▶ TASK REQUIREMENTS
The entries are to be printed again word for word, but no picture may appear.

------ INFORMATION SHOWN

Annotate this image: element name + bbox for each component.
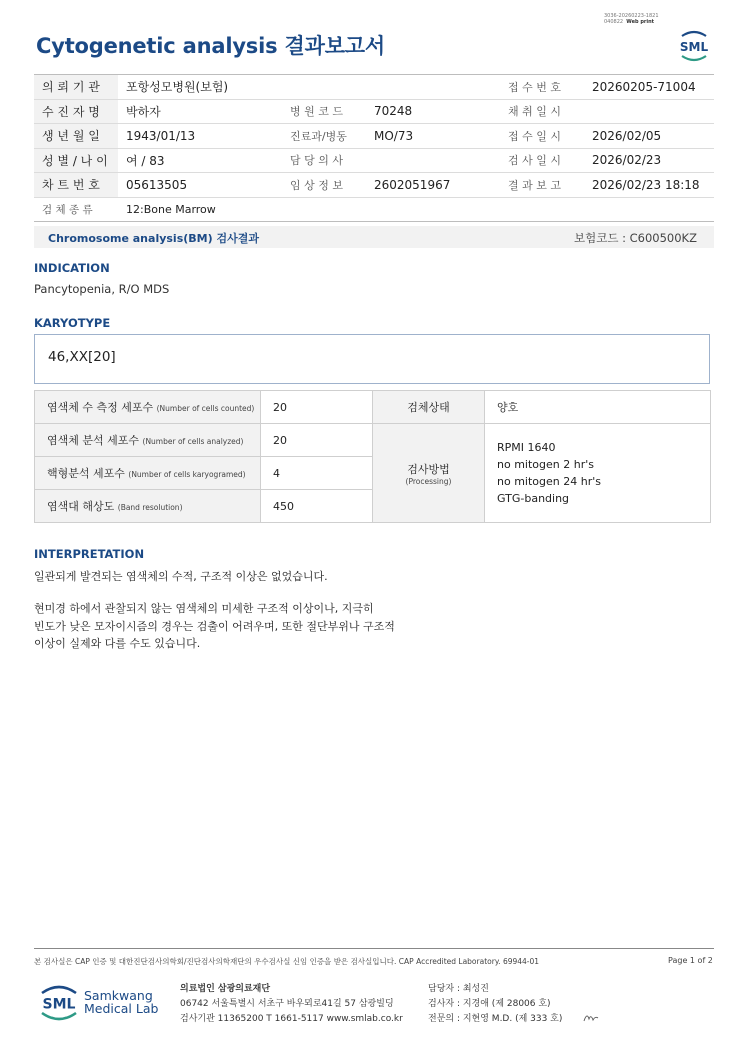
metric-value: 20 [261,424,373,457]
info-value: 05613505 [118,173,282,198]
metrics-row [35,391,711,424]
info-row [34,148,714,173]
karyotype-box [34,334,710,384]
organization-info: 의료법인 삼광의료재단 06742 서울특별시 서초구 바우뫼로41길 57 삼광빌딩 검사기관 11365200 T 1661-5117 www.smlab.co.kr [180,984,403,1024]
patient-info-table [34,74,714,222]
brand-name: Samkwang Medical Lab [84,988,159,1016]
metric-label: 염색체 분석 세포수 (Number of cells analyzed) [35,424,261,457]
interpretation-summary: 일관되게 발견되는 염색체의 수적, 구조적 이상은 없었습니다. [34,570,328,583]
info-label [282,75,366,100]
metric-value: 450 [261,490,373,523]
metric-value: 20 [261,391,373,424]
specimen-value: 12:Bone Marrow [118,197,714,222]
karyotype-heading: KARYOTYPE [34,316,111,330]
svg-text:SML: SML [42,996,76,1013]
info-label: 담 당 의 사 [282,148,366,173]
metric-label: 핵형분석 세포수 (Number of cells karyogramed) [35,457,261,490]
indication-heading: INDICATION [34,261,110,275]
info-label: 성 별 / 나 이 [34,148,118,173]
document-id: 3036-20260223-1821 040822 Web print [604,13,659,25]
info-value: 70248 [366,99,500,124]
info-label: 의 뢰 기 관 [34,75,118,100]
insurance-code: 보험코드 : C600500KZ [574,231,697,245]
info-label: 생 년 월 일 [34,124,118,149]
analysis-metrics-table [34,390,711,523]
info-row [34,75,714,100]
info-value: MO/73 [366,124,500,149]
interpretation-disclaimer: 현미경 하에서 관찰되지 않는 염색체의 미세한 구조적 이상이나, 지극히 빈도가 낮은 모자이시즘의 경우는 검출이 어려우며, 또한 절단부위나 구조적 이상이 실제와 다를 수도 있습니다. [34,602,395,650]
info-value: 2026/02/05 [584,124,714,149]
accreditation-note: 본 검사실은 CAP 인증 및 대한진단검사의학회/진단검사의학재단의 우수검사실 신임 인증을 받은 검사실입니다. CAP Accredited Laboratory. 69944-01 [34,957,540,966]
signature-icon [582,1010,600,1024]
info-value [366,75,500,100]
info-value: 포항성모병원(보험) [118,75,282,100]
info-value: 2602051967 [366,173,500,198]
info-value: 1943/01/13 [118,124,282,149]
info-label: 수 진 자 명 [34,99,118,124]
info-label: 진료과/병동 [282,124,366,149]
metric-value: 4 [261,457,373,490]
info-label: 차 트 번 호 [34,173,118,198]
info-label: 병 원 코 드 [282,99,366,124]
info-value: 2026/02/23 [584,148,714,173]
info-row [34,99,714,124]
info-value: 2026/02/23 18:18 [584,173,714,198]
info-row [34,124,714,149]
karyotype-value: 46,XX[20] [48,349,116,365]
interpretation-heading: INTERPRETATION [34,547,145,561]
info-row [34,173,714,198]
page-number: Page 1 of 2 [668,956,713,965]
sml-logo-icon [674,26,714,66]
specimen-label: 검 체 종 류 [34,197,118,222]
section-title: Chromosome analysis(BM) 검사결과 [48,232,259,245]
metric-label: 검사방법 (Processing) [373,424,485,523]
info-label: 채 취 일 시 [500,99,584,124]
metric-label: 염색체 수 측정 세포수 (Number of cells counted) [35,391,261,424]
indication-text: Pancytopenia, R/O MDS [34,282,170,296]
info-value: 20260205-71004 [584,75,714,100]
metric-label: 염색대 해상도 (Band resolution) [35,490,261,523]
samkwang-logo-icon [36,980,82,1026]
svg-text:SML: SML [679,40,709,54]
metric-label: 검체상태 [373,391,485,424]
info-value: 여 / 83 [118,148,282,173]
report-title: Cytogenetic analysis 결과보고서 [36,34,385,58]
info-label: 접 수 일 시 [500,124,584,149]
processing-methods: RPMI 1640 no mitogen 2 hr's no mitogen 24 hr's GTG-banding [485,424,711,523]
metric-value: 양호 [485,391,711,424]
specimen-row [34,197,714,222]
footer-divider [34,948,714,949]
info-label: 임 상 정 보 [282,173,366,198]
info-label: 접 수 번 호 [500,75,584,100]
metrics-row [35,424,711,457]
info-label: 결 과 보 고 [500,173,584,198]
staff-info: 담당자 : 최성진 검사자 : 지경애 (제 28006 호) 전문의 : 지현영 M.D. (제 333 호) [428,984,563,1024]
info-value: 박하자 [118,99,282,124]
info-value [366,148,500,173]
info-label: 검 사 일 시 [500,148,584,173]
info-value [584,99,714,124]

------------

▶ EXERCISE ANSWER
Annotate this image: element name + bbox for each component.
metric-value: 20 [261,424,373,457]
info-value: 05613505 [118,173,282,198]
metrics-row [35,391,711,424]
info-row [34,148,714,173]
karyotype-box [34,334,710,384]
organization-info: 의료법인 삼광의료재단 06742 서울특별시 서초구 바우뫼로41길 57 삼광빌딩 검사기관 11365200 T 1661-5117 www.smlab.co.kr [180,984,403,1024]
patient-info-table [34,74,714,222]
brand-name: Samkwang Medical Lab [84,988,159,1016]
metric-label: 염색체 분석 세포수 (Number of cells analyzed) [35,424,261,457]
interpretation-summary: 일관되게 발견되는 염색체의 수적, 구조적 이상은 없었습니다. [34,570,328,583]
info-label [282,75,366,100]
metric-value: 450 [261,490,373,523]
metric-value: 20 [261,391,373,424]
specimen-value: 12:Bone Marrow [118,197,714,222]
karyotype-heading: KARYOTYPE [34,316,111,330]
svg-text:SML: SML [42,996,76,1013]
info-label: 담 당 의 사 [282,148,366,173]
metric-label: 핵형분석 세포수 (Number of cells karyogramed) [35,457,261,490]
indication-heading: INDICATION [34,261,110,275]
info-label: 성 별 / 나 이 [34,148,118,173]
document-id: 3036-20260223-1821 040822 Web print [604,13,659,25]
info-value: 70248 [366,99,500,124]
info-label: 의 뢰 기 관 [34,75,118,100]
insurance-code: 보험코드 : C600500KZ [574,231,697,245]
info-label: 생 년 월 일 [34,124,118,149]
analysis-metrics-table [34,390,711,523]
info-row [34,75,714,100]
info-value: MO/73 [366,124,500,149]
interpretation-disclaimer: 현미경 하에서 관찰되지 않는 염색체의 미세한 구조적 이상이나, 지극히 빈도가 낮은 모자이시즘의 경우는 검출이 어려우며, 또한 절단부위나 구조적 이상이 실제와 다를 수도 있습니다. [34,602,395,650]
info-value: 2026/02/05 [584,124,714,149]
accreditation-note: 본 검사실은 CAP 인증 및 대한진단검사의학회/진단검사의학재단의 우수검사실 신임 인증을 받은 검사실입니다. CAP Accredited Laboratory. 69944-01 [34,957,540,966]
signature-icon [582,1010,600,1024]
info-value [366,75,500,100]
info-value: 포항성모병원(보험) [118,75,282,100]
info-value: 2602051967 [366,173,500,198]
info-value: 1943/01/13 [118,124,282,149]
info-label: 수 진 자 명 [34,99,118,124]
info-label: 진료과/병동 [282,124,366,149]
metric-value: 4 [261,457,373,490]
info-label: 차 트 번 호 [34,173,118,198]
info-label: 병 원 코 드 [282,99,366,124]
info-value: 2026/02/23 [584,148,714,173]
info-row [34,99,714,124]
info-value: 2026/02/23 18:18 [584,173,714,198]
info-row [34,124,714,149]
karyotype-value: 46,XX[20] [48,349,116,365]
interpretation-heading: INTERPRETATION [34,547,145,561]
info-row [34,173,714,198]
page-number: Page 1 of 2 [668,956,713,965]
sml-logo-icon [674,26,714,66]
specimen-label: 검 체 종 류 [34,197,118,222]
section-title: Chromosome analysis(BM) 검사결과 [48,232,259,245]
metric-label: 검사방법 (Processing) [373,424,485,523]
info-label: 채 취 일 시 [500,99,584,124]
metric-label: 염색체 수 측정 세포수 (Number of cells counted) [35,391,261,424]
indication-text: Pancytopenia, R/O MDS [34,282,170,296]
info-value: 20260205-71004 [584,75,714,100]
metric-label: 염색대 해상도 (Band resolution) [35,490,261,523]
samkwang-logo-icon [36,980,82,1026]
svg-text:SML: SML [679,40,709,54]
metric-label: 검체상태 [373,391,485,424]
info-value: 여 / 83 [118,148,282,173]
report-title: Cytogenetic analysis 결과보고서 [36,34,385,58]
info-label: 접 수 일 시 [500,124,584,149]
processing-methods: RPMI 1640 no mitogen 2 hr's no mitogen 24 hr's GTG-banding [485,424,711,523]
metric-value: 양호 [485,391,711,424]
specimen-row [34,197,714,222]
footer-divider [34,948,714,949]
info-label: 임 상 정 보 [282,173,366,198]
info-label: 접 수 번 호 [500,75,584,100]
metrics-row [35,424,711,457]
info-label: 결 과 보 고 [500,173,584,198]
staff-info: 담당자 : 최성진 검사자 : 지경애 (제 28006 호) 전문의 : 지현영 M.D. (제 333 호) [428,984,563,1024]
info-value: 박하자 [118,99,282,124]
info-value [366,148,500,173]
info-label: 검 사 일 시 [500,148,584,173]
info-value [584,99,714,124]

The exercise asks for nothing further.